-- Start of WORKING DATA --

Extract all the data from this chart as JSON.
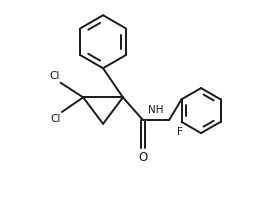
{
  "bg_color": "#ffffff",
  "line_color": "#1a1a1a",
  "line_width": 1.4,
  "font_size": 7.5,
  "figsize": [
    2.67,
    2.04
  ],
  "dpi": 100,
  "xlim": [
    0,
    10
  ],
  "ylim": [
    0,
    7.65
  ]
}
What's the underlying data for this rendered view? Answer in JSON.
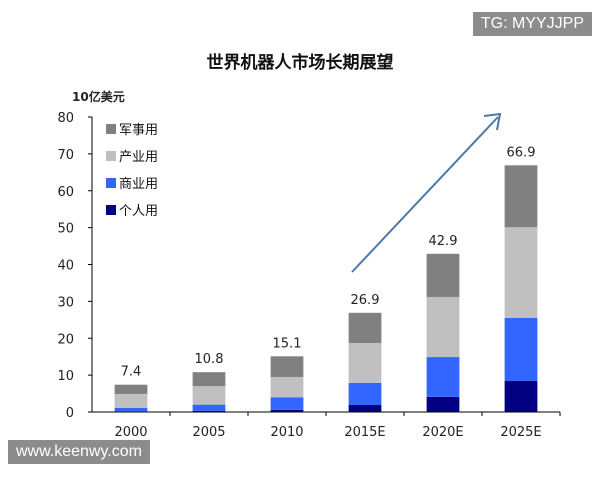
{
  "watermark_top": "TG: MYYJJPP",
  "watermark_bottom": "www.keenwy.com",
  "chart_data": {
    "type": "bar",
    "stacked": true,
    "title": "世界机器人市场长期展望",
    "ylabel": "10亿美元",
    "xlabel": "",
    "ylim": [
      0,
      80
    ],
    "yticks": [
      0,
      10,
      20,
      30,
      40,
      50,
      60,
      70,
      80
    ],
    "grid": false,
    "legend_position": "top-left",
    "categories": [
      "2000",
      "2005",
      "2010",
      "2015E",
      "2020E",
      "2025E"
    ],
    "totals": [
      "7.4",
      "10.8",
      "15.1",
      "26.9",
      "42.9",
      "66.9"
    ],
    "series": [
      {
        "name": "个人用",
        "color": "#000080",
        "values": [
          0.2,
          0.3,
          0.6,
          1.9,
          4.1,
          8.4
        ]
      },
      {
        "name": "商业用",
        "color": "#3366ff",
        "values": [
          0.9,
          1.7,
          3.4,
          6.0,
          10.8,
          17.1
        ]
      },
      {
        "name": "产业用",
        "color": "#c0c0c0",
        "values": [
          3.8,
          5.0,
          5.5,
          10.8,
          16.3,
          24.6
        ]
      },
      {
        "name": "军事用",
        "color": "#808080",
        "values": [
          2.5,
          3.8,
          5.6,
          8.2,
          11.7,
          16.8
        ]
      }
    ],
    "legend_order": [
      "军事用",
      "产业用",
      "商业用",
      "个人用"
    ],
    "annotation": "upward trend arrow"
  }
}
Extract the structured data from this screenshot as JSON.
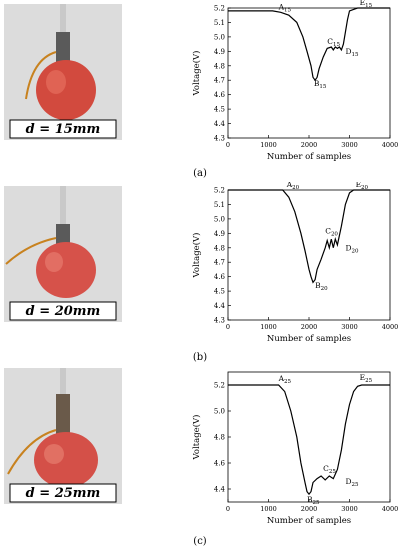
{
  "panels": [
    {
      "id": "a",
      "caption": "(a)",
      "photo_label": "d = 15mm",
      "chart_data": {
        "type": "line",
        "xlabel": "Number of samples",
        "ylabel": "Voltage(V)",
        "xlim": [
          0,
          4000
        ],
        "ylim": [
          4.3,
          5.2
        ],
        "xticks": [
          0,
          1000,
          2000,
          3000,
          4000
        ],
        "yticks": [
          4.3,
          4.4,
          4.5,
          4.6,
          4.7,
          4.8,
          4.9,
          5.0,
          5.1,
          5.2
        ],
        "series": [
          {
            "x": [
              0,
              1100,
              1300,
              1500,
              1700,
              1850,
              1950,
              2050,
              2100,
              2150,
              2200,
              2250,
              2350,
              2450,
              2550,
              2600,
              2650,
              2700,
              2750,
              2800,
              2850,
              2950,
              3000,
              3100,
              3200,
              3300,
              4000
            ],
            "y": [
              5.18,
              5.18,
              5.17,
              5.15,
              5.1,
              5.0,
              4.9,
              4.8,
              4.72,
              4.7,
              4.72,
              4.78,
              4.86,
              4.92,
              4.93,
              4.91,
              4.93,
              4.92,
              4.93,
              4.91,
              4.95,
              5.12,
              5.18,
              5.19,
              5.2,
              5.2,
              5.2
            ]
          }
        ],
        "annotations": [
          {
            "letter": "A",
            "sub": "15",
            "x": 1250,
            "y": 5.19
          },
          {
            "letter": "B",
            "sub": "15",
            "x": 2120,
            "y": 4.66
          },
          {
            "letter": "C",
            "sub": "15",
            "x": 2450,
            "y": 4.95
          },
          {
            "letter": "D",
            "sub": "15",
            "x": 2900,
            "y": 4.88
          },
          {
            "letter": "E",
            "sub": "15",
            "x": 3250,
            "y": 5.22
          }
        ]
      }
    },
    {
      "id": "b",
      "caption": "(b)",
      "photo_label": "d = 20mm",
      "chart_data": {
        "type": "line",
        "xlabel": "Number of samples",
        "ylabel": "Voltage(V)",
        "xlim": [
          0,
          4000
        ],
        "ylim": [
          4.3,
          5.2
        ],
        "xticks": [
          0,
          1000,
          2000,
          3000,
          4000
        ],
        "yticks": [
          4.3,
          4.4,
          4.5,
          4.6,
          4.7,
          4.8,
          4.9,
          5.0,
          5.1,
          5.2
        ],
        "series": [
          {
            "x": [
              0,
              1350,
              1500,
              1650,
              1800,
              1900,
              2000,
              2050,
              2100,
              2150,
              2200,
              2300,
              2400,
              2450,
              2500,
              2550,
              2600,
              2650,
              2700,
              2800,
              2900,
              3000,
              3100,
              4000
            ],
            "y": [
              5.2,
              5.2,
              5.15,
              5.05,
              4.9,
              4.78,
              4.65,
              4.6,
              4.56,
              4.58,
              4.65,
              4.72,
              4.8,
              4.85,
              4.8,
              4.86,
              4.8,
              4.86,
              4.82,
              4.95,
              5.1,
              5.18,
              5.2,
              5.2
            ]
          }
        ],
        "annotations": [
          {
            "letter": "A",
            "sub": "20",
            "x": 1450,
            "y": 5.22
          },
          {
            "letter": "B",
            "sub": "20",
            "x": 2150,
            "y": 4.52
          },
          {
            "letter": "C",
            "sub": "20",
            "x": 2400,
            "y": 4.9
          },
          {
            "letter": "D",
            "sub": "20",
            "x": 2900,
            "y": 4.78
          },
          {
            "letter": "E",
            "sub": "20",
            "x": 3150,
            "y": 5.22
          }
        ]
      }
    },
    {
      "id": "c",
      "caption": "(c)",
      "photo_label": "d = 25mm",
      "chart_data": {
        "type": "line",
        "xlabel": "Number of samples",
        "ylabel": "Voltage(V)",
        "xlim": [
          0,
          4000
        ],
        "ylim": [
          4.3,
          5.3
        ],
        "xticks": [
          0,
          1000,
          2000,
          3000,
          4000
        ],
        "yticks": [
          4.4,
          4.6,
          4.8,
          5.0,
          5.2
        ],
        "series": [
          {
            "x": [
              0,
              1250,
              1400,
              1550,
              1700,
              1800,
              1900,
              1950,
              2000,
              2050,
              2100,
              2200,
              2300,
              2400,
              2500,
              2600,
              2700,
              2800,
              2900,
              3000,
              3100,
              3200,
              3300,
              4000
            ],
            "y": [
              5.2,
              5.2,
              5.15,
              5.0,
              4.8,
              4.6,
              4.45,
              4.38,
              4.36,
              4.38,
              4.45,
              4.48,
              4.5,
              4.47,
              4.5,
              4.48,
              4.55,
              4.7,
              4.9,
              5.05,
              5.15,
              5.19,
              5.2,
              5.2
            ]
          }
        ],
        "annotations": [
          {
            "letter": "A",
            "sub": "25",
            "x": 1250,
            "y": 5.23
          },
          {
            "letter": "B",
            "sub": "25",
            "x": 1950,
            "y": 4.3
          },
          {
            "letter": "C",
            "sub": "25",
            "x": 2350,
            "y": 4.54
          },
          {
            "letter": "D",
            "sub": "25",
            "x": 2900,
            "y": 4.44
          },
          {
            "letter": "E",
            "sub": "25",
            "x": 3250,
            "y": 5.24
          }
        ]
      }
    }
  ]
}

-- End of WORKING DATA --

Every entry above needs to be retyped exactly; drop the pictures.

**TASK OUTPUT:**
Extract all the data from this chart as JSON.
{
  "bg_color": "#ffffff",
  "line_color": "#1a1a1a",
  "line_width": 1.4,
  "font_size": 7.5,
  "figsize": [
    2.67,
    2.04
  ],
  "dpi": 100,
  "xlim": [
    0,
    10
  ],
  "ylim": [
    0,
    7.65
  ]
}
What's the underlying data for this rendered view? Answer in JSON.
{
  "watermark_top": "TG: MYYJJPP",
  "watermark_bottom": "www.keenwy.com",
  "chart_data": {
    "type": "bar",
    "stacked": true,
    "title": "世界机器人市场长期展望",
    "ylabel": "10亿美元",
    "xlabel": "",
    "ylim": [
      0,
      80
    ],
    "yticks": [
      0,
      10,
      20,
      30,
      40,
      50,
      60,
      70,
      80
    ],
    "grid": false,
    "legend_position": "top-left",
    "categories": [
      "2000",
      "2005",
      "2010",
      "2015E",
      "2020E",
      "2025E"
    ],
    "totals": [
      "7.4",
      "10.8",
      "15.1",
      "26.9",
      "42.9",
      "66.9"
    ],
    "series": [
      {
        "name": "个人用",
        "color": "#000080",
        "values": [
          0.2,
          0.3,
          0.6,
          1.9,
          4.1,
          8.4
        ]
      },
      {
        "name": "商业用",
        "color": "#3366ff",
        "values": [
          0.9,
          1.7,
          3.4,
          6.0,
          10.8,
          17.1
        ]
      },
      {
        "name": "产业用",
        "color": "#c0c0c0",
        "values": [
          3.8,
          5.0,
          5.5,
          10.8,
          16.3,
          24.6
        ]
      },
      {
        "name": "军事用",
        "color": "#808080",
        "values": [
          2.5,
          3.8,
          5.6,
          8.2,
          11.7,
          16.8
        ]
      }
    ],
    "legend_order": [
      "军事用",
      "产业用",
      "商业用",
      "个人用"
    ],
    "annotation": "upward trend arrow"
  }
}
Extract the structured data from this screenshot as JSON.
{
  "panels": [
    {
      "id": "a",
      "caption": "(a)",
      "photo_label": "d = 15mm",
      "chart_data": {
        "type": "line",
        "xlabel": "Number of samples",
        "ylabel": "Voltage(V)",
        "xlim": [
          0,
          4000
        ],
        "ylim": [
          4.3,
          5.2
        ],
        "xticks": [
          0,
          1000,
          2000,
          3000,
          4000
        ],
        "yticks": [
          4.3,
          4.4,
          4.5,
          4.6,
          4.7,
          4.8,
          4.9,
          5.0,
          5.1,
          5.2
        ],
        "series": [
          {
            "x": [
              0,
              1100,
              1300,
              1500,
              1700,
              1850,
              1950,
              2050,
              2100,
              2150,
              2200,
              2250,
              2350,
              2450,
              2550,
              2600,
              2650,
              2700,
              2750,
              2800,
              2850,
              2950,
              3000,
              3100,
              3200,
              3300,
              4000
            ],
            "y": [
              5.18,
              5.18,
              5.17,
              5.15,
              5.1,
              5.0,
              4.9,
              4.8,
              4.72,
              4.7,
              4.72,
              4.78,
              4.86,
              4.92,
              4.93,
              4.91,
              4.93,
              4.92,
              4.93,
              4.91,
              4.95,
              5.12,
              5.18,
              5.19,
              5.2,
              5.2,
              5.2
            ]
          }
        ],
        "annotations": [
          {
            "letter": "A",
            "sub": "15",
            "x": 1250,
            "y": 5.19
          },
          {
            "letter": "B",
            "sub": "15",
            "x": 2120,
            "y": 4.66
          },
          {
            "letter": "C",
            "sub": "15",
            "x": 2450,
            "y": 4.95
          },
          {
            "letter": "D",
            "sub": "15",
            "x": 2900,
            "y": 4.88
          },
          {
            "letter": "E",
            "sub": "15",
            "x": 3250,
            "y": 5.22
          }
        ]
      }
    },
    {
      "id": "b",
      "caption": "(b)",
      "photo_label": "d = 20mm",
      "chart_data": {
        "type": "line",
        "xlabel": "Number of samples",
        "ylabel": "Voltage(V)",
        "xlim": [
          0,
          4000
        ],
        "ylim": [
          4.3,
          5.2
        ],
        "xticks": [
          0,
          1000,
          2000,
          3000,
          4000
        ],
        "yticks": [
          4.3,
          4.4,
          4.5,
          4.6,
          4.7,
          4.8,
          4.9,
          5.0,
          5.1,
          5.2
        ],
        "series": [
          {
            "x": [
              0,
              1350,
              1500,
              1650,
              1800,
              1900,
              2000,
              2050,
              2100,
              2150,
              2200,
              2300,
              2400,
              2450,
              2500,
              2550,
              2600,
              2650,
              2700,
              2800,
              2900,
              3000,
              3100,
              4000
            ],
            "y": [
              5.2,
              5.2,
              5.15,
              5.05,
              4.9,
              4.78,
              4.65,
              4.6,
              4.56,
              4.58,
              4.65,
              4.72,
              4.8,
              4.85,
              4.8,
              4.86,
              4.8,
              4.86,
              4.82,
              4.95,
              5.1,
              5.18,
              5.2,
              5.2
            ]
          }
        ],
        "annotations": [
          {
            "letter": "A",
            "sub": "20",
            "x": 1450,
            "y": 5.22
          },
          {
            "letter": "B",
            "sub": "20",
            "x": 2150,
            "y": 4.52
          },
          {
            "letter": "C",
            "sub": "20",
            "x": 2400,
            "y": 4.9
          },
          {
            "letter": "D",
            "sub": "20",
            "x": 2900,
            "y": 4.78
          },
          {
            "letter": "E",
            "sub": "20",
            "x": 3150,
            "y": 5.22
          }
        ]
      }
    },
    {
      "id": "c",
      "caption": "(c)",
      "photo_label": "d = 25mm",
      "chart_data": {
        "type": "line",
        "xlabel": "Number of samples",
        "ylabel": "Voltage(V)",
        "xlim": [
          0,
          4000
        ],
        "ylim": [
          4.3,
          5.3
        ],
        "xticks": [
          0,
          1000,
          2000,
          3000,
          4000
        ],
        "yticks": [
          4.4,
          4.6,
          4.8,
          5.0,
          5.2
        ],
        "series": [
          {
            "x": [
              0,
              1250,
              1400,
              1550,
              1700,
              1800,
              1900,
              1950,
              2000,
              2050,
              2100,
              2200,
              2300,
              2400,
              2500,
              2600,
              2700,
              2800,
              2900,
              3000,
              3100,
              3200,
              3300,
              4000
            ],
            "y": [
              5.2,
              5.2,
              5.15,
              5.0,
              4.8,
              4.6,
              4.45,
              4.38,
              4.36,
              4.38,
              4.45,
              4.48,
              4.5,
              4.47,
              4.5,
              4.48,
              4.55,
              4.7,
              4.9,
              5.05,
              5.15,
              5.19,
              5.2,
              5.2
            ]
          }
        ],
        "annotations": [
          {
            "letter": "A",
            "sub": "25",
            "x": 1250,
            "y": 5.23
          },
          {
            "letter": "B",
            "sub": "25",
            "x": 1950,
            "y": 4.3
          },
          {
            "letter": "C",
            "sub": "25",
            "x": 2350,
            "y": 4.54
          },
          {
            "letter": "D",
            "sub": "25",
            "x": 2900,
            "y": 4.44
          },
          {
            "letter": "E",
            "sub": "25",
            "x": 3250,
            "y": 5.24
          }
        ]
      }
    }
  ]
}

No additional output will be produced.